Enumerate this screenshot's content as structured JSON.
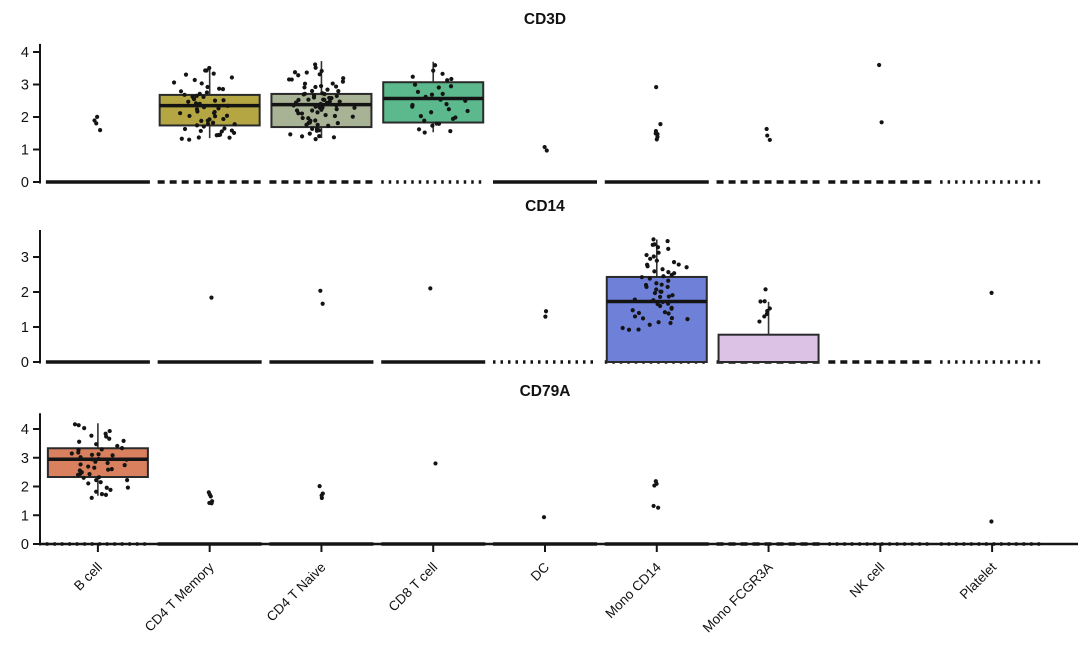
{
  "figure": {
    "kind": "stacked gene expression box/jitter plots",
    "panel_titles": [
      "CD3D",
      "CD14",
      "CD79A"
    ]
  },
  "chart_data": {
    "type": "boxplot-jitter",
    "legend": "none",
    "grid": "off",
    "x_labels_rotation": 45,
    "categories": [
      "B cell",
      "CD4 T Memory",
      "CD4 T Naive",
      "CD8 T cell",
      "DC",
      "Mono CD14",
      "Mono FCGR3A",
      "NK cell",
      "Platelet"
    ],
    "colors": {
      "B cell": "#D9815F",
      "CD4 T Memory": "#B4A642",
      "CD4 T Naive": "#A8B295",
      "CD8 T cell": "#5CB98D",
      "Mono CD14": "#6F80D8",
      "Mono FCGR3A": "#DCC3E5"
    },
    "point_color": "#141414",
    "panels": [
      {
        "gene": "CD3D",
        "yticks": [
          0,
          1,
          2,
          3,
          4
        ],
        "ylim": [
          0,
          4.25
        ],
        "cells": [
          {
            "category": "B cell",
            "box": null,
            "zero": "solid",
            "points": [
              2.0,
              1.9,
              1.78,
              1.62
            ]
          },
          {
            "category": "CD4 T Memory",
            "box": {
              "lo": 1.35,
              "q1": 1.74,
              "med": 2.35,
              "q3": 2.68,
              "hi": 3.45
            },
            "zero": "dashed",
            "points": [
              3.5,
              3.45,
              3.4,
              3.33,
              3.28,
              3.2,
              3.12,
              3.05,
              3.0,
              2.95,
              2.9,
              2.85,
              2.8,
              2.77,
              2.74,
              2.7,
              2.67,
              2.64,
              2.6,
              2.57,
              2.54,
              2.5,
              2.47,
              2.44,
              2.4,
              2.37,
              2.34,
              2.3,
              2.27,
              2.24,
              2.2,
              2.17,
              2.14,
              2.1,
              2.07,
              2.04,
              2.0,
              1.97,
              1.94,
              1.9,
              1.87,
              1.84,
              1.8,
              1.77,
              1.74,
              1.7,
              1.67,
              1.64,
              1.6,
              1.57,
              1.54,
              1.5,
              1.47,
              1.44,
              1.4,
              1.37,
              1.34,
              1.3,
              1.45
            ]
          },
          {
            "category": "CD4 T Naive",
            "box": {
              "lo": 1.35,
              "q1": 1.69,
              "med": 2.38,
              "q3": 2.71,
              "hi": 3.72
            },
            "zero": "dashed",
            "points": [
              3.6,
              3.52,
              3.45,
              3.4,
              3.35,
              3.3,
              3.26,
              3.22,
              3.18,
              3.14,
              3.1,
              3.05,
              3.0,
              2.97,
              2.94,
              2.91,
              2.88,
              2.85,
              2.82,
              2.79,
              2.76,
              2.73,
              2.7,
              2.68,
              2.66,
              2.64,
              2.62,
              2.6,
              2.58,
              2.56,
              2.54,
              2.52,
              2.5,
              2.48,
              2.46,
              2.44,
              2.42,
              2.4,
              2.38,
              2.36,
              2.34,
              2.32,
              2.3,
              2.28,
              2.26,
              2.24,
              2.22,
              2.2,
              2.17,
              2.14,
              2.11,
              2.08,
              2.05,
              2.02,
              2.0,
              1.97,
              1.94,
              1.91,
              1.88,
              1.85,
              1.82,
              1.79,
              1.76,
              1.73,
              1.7,
              1.67,
              1.64,
              1.6,
              1.56,
              1.52,
              1.48,
              1.44,
              1.4,
              1.36,
              1.32
            ]
          },
          {
            "category": "CD8 T cell",
            "box": {
              "lo": 1.53,
              "q1": 1.83,
              "med": 2.57,
              "q3": 3.07,
              "hi": 3.7
            },
            "zero": "dotted",
            "points": [
              3.6,
              3.45,
              3.35,
              3.25,
              3.18,
              3.1,
              3.02,
              2.95,
              2.88,
              2.8,
              2.73,
              2.66,
              2.6,
              2.54,
              2.48,
              2.42,
              2.36,
              2.3,
              2.24,
              2.18,
              2.12,
              2.06,
              2.0,
              1.94,
              1.88,
              1.82,
              1.76,
              1.7,
              1.64,
              1.58,
              1.52
            ]
          },
          {
            "category": "DC",
            "box": null,
            "zero": "solid",
            "points": [
              1.05,
              0.95
            ]
          },
          {
            "category": "Mono CD14",
            "box": null,
            "zero": "solid",
            "points": [
              2.9,
              1.75,
              1.6,
              1.52,
              1.47,
              1.42,
              1.33
            ]
          },
          {
            "category": "Mono FCGR3A",
            "box": null,
            "zero": "dashed",
            "points": [
              1.62,
              1.45,
              1.27
            ]
          },
          {
            "category": "NK cell",
            "box": null,
            "zero": "dashed",
            "points": [
              3.6,
              1.82
            ]
          },
          {
            "category": "Platelet",
            "box": null,
            "zero": "dotted",
            "points": []
          }
        ]
      },
      {
        "gene": "CD14",
        "yticks": [
          0,
          1,
          2,
          3
        ],
        "ylim": [
          0,
          3.77
        ],
        "cells": [
          {
            "category": "B cell",
            "box": null,
            "zero": "solid",
            "points": []
          },
          {
            "category": "CD4 T Memory",
            "box": null,
            "zero": "solid",
            "points": [
              1.85
            ]
          },
          {
            "category": "CD4 T Naive",
            "box": null,
            "zero": "solid",
            "points": [
              2.05,
              1.67
            ]
          },
          {
            "category": "CD8 T cell",
            "box": null,
            "zero": "solid",
            "points": [
              2.12
            ]
          },
          {
            "category": "DC",
            "box": null,
            "zero": "dotted",
            "points": [
              1.42,
              1.27
            ]
          },
          {
            "category": "Mono CD14",
            "box": {
              "lo": 0,
              "q1": 0,
              "med": 1.73,
              "q3": 2.43,
              "hi": 3.5
            },
            "zero": "dotted",
            "points": [
              3.5,
              3.44,
              3.38,
              3.32,
              3.26,
              3.2,
              3.14,
              3.08,
              3.02,
              2.96,
              2.9,
              2.85,
              2.8,
              2.76,
              2.72,
              2.68,
              2.64,
              2.6,
              2.56,
              2.52,
              2.48,
              2.44,
              2.4,
              2.36,
              2.32,
              2.28,
              2.24,
              2.2,
              2.16,
              2.12,
              2.08,
              2.04,
              2.0,
              1.96,
              1.92,
              1.88,
              1.84,
              1.8,
              1.76,
              1.72,
              1.68,
              1.64,
              1.6,
              1.56,
              1.52,
              1.48,
              1.44,
              1.4,
              1.36,
              1.32,
              1.28,
              1.24,
              1.2,
              1.15,
              1.1,
              1.05,
              1.0,
              0.95,
              0.9
            ]
          },
          {
            "category": "Mono FCGR3A",
            "box": {
              "lo": 0,
              "q1": 0,
              "med": 0,
              "q3": 0.78,
              "hi": 1.72
            },
            "zero": "dashed",
            "points": [
              2.05,
              1.75,
              1.7,
              1.5,
              1.45,
              1.38,
              1.32,
              1.15
            ]
          },
          {
            "category": "NK cell",
            "box": null,
            "zero": "dashed",
            "points": []
          },
          {
            "category": "Platelet",
            "box": null,
            "zero": "dotted",
            "points": [
              2.0
            ]
          }
        ]
      },
      {
        "gene": "CD79A",
        "yticks": [
          0,
          1,
          2,
          3,
          4
        ],
        "ylim": [
          0,
          4.55
        ],
        "cells": [
          {
            "category": "B cell",
            "box": {
              "lo": 1.68,
              "q1": 2.33,
              "med": 2.95,
              "q3": 3.33,
              "hi": 4.2
            },
            "zero": "dotted",
            "points": [
              4.2,
              4.1,
              4.0,
              3.92,
              3.84,
              3.76,
              3.7,
              3.64,
              3.58,
              3.52,
              3.46,
              3.4,
              3.35,
              3.3,
              3.26,
              3.22,
              3.18,
              3.14,
              3.1,
              3.06,
              3.02,
              2.98,
              2.94,
              2.9,
              2.86,
              2.82,
              2.78,
              2.74,
              2.7,
              2.66,
              2.62,
              2.58,
              2.54,
              2.5,
              2.46,
              2.42,
              2.38,
              2.34,
              2.3,
              2.26,
              2.2,
              2.14,
              2.08,
              2.0,
              1.94,
              1.88,
              1.82,
              1.76,
              1.7,
              1.64
            ]
          },
          {
            "category": "CD4 T Memory",
            "box": null,
            "zero": "solid",
            "points": [
              1.78,
              1.7,
              1.63,
              1.5,
              1.45,
              1.4
            ]
          },
          {
            "category": "CD4 T Naive",
            "box": null,
            "zero": "solid",
            "points": [
              2.05,
              1.75,
              1.68,
              1.6
            ]
          },
          {
            "category": "CD8 T cell",
            "box": null,
            "zero": "solid",
            "points": [
              2.78
            ]
          },
          {
            "category": "DC",
            "box": null,
            "zero": "solid",
            "points": [
              0.97
            ]
          },
          {
            "category": "Mono CD14",
            "box": null,
            "zero": "solid",
            "points": [
              2.2,
              2.12,
              2.05,
              1.35,
              1.28
            ]
          },
          {
            "category": "Mono FCGR3A",
            "box": null,
            "zero": "dashed",
            "points": []
          },
          {
            "category": "NK cell",
            "box": null,
            "zero": "dotted",
            "points": []
          },
          {
            "category": "Platelet",
            "box": null,
            "zero": "dotted",
            "points": [
              0.75
            ]
          }
        ]
      }
    ]
  }
}
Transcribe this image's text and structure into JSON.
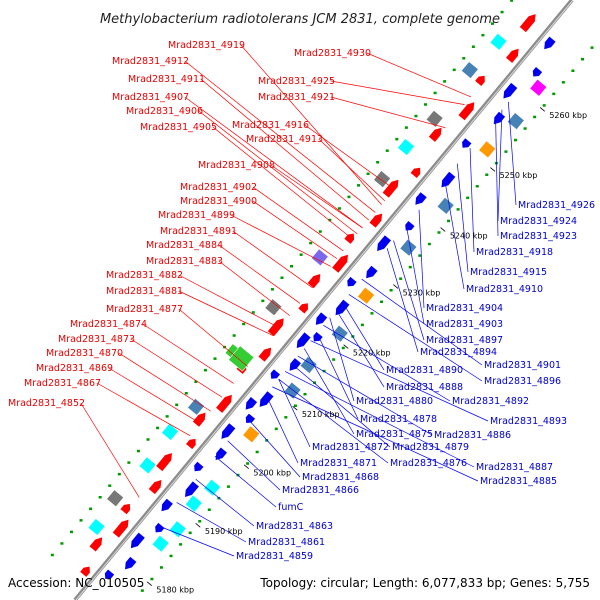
{
  "title": "Methylobacterium radiotolerans JCM 2831, complete genome",
  "footer": {
    "accession": "Accession: NC_010505",
    "topology": "Topology: circular; Length: 6,077,833 bp; Genes: 5,755"
  },
  "colors": {
    "forward": "#ff0000",
    "reverse": "#0000ee",
    "backbone": "#8c8c8c",
    "leader_forward": "#ff0000",
    "leader_reverse": "#0000ff",
    "dots": "#009900",
    "track_cyan": "#00ffff",
    "track_gray": "#777777",
    "track_orange": "#ff9900",
    "track_steel": "#4682b4",
    "track_green": "#33cc33",
    "track_magenta": "#ff00ff",
    "track_purple": "#7b68ee"
  },
  "ticks": [
    {
      "label": "5180 kbp"
    },
    {
      "label": "5190 kbp"
    },
    {
      "label": "5200 kbp"
    },
    {
      "label": "5210 kbp"
    },
    {
      "label": "5220 kbp"
    },
    {
      "label": "5230 kbp"
    },
    {
      "label": "5240 kbp"
    },
    {
      "label": "5250 kbp"
    },
    {
      "label": "5260 kbp"
    }
  ],
  "forward_genes": [
    {
      "label": "Mrad2831_4919"
    },
    {
      "label": "Mrad2831_4930"
    },
    {
      "label": "Mrad2831_4912"
    },
    {
      "label": "Mrad2831_4911"
    },
    {
      "label": "Mrad2831_4925"
    },
    {
      "label": "Mrad2831_4907"
    },
    {
      "label": "Mrad2831_4921"
    },
    {
      "label": "Mrad2831_4906"
    },
    {
      "label": "Mrad2831_4905"
    },
    {
      "label": "Mrad2831_4916"
    },
    {
      "label": "Mrad2831_4913"
    },
    {
      "label": "Mrad2831_4908"
    },
    {
      "label": "Mrad2831_4902"
    },
    {
      "label": "Mrad2831_4900"
    },
    {
      "label": "Mrad2831_4899"
    },
    {
      "label": "Mrad2831_4891"
    },
    {
      "label": "Mrad2831_4884"
    },
    {
      "label": "Mrad2831_4883"
    },
    {
      "label": "Mrad2831_4882"
    },
    {
      "label": "Mrad2831_4881"
    },
    {
      "label": "Mrad2831_4877"
    },
    {
      "label": "Mrad2831_4874"
    },
    {
      "label": "Mrad2831_4873"
    },
    {
      "label": "Mrad2831_4870"
    },
    {
      "label": "Mrad2831_4869"
    },
    {
      "label": "Mrad2831_4867"
    },
    {
      "label": "Mrad2831_4852"
    }
  ],
  "reverse_genes": [
    {
      "label": "Mrad2831_4926"
    },
    {
      "label": "Mrad2831_4924"
    },
    {
      "label": "Mrad2831_4923"
    },
    {
      "label": "Mrad2831_4918"
    },
    {
      "label": "Mrad2831_4915"
    },
    {
      "label": "Mrad2831_4910"
    },
    {
      "label": "Mrad2831_4904"
    },
    {
      "label": "Mrad2831_4903"
    },
    {
      "label": "Mrad2831_4897"
    },
    {
      "label": "Mrad2831_4894"
    },
    {
      "label": "Mrad2831_4901"
    },
    {
      "label": "Mrad2831_4896"
    },
    {
      "label": "Mrad2831_4890"
    },
    {
      "label": "Mrad2831_4888"
    },
    {
      "label": "Mrad2831_4880"
    },
    {
      "label": "Mrad2831_4892"
    },
    {
      "label": "Mrad2831_4878"
    },
    {
      "label": "Mrad2831_4893"
    },
    {
      "label": "Mrad2831_4875"
    },
    {
      "label": "Mrad2831_4886"
    },
    {
      "label": "Mrad2831_4872"
    },
    {
      "label": "Mrad2831_4879"
    },
    {
      "label": "Mrad2831_4871"
    },
    {
      "label": "Mrad2831_4876"
    },
    {
      "label": "Mrad2831_4887"
    },
    {
      "label": "Mrad2831_4868"
    },
    {
      "label": "Mrad2831_4885"
    },
    {
      "label": "Mrad2831_4866"
    },
    {
      "label": "fumC"
    },
    {
      "label": "Mrad2831_4863"
    },
    {
      "label": "Mrad2831_4861"
    },
    {
      "label": "Mrad2831_4859"
    }
  ]
}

◇ ◇ ◇ ◇

Only lines with the word "JSON" go in the answer. Take them all from the entries above.

Enumerate this screenshot's content as structured JSON.
Transcribe this image's text and structure into JSON.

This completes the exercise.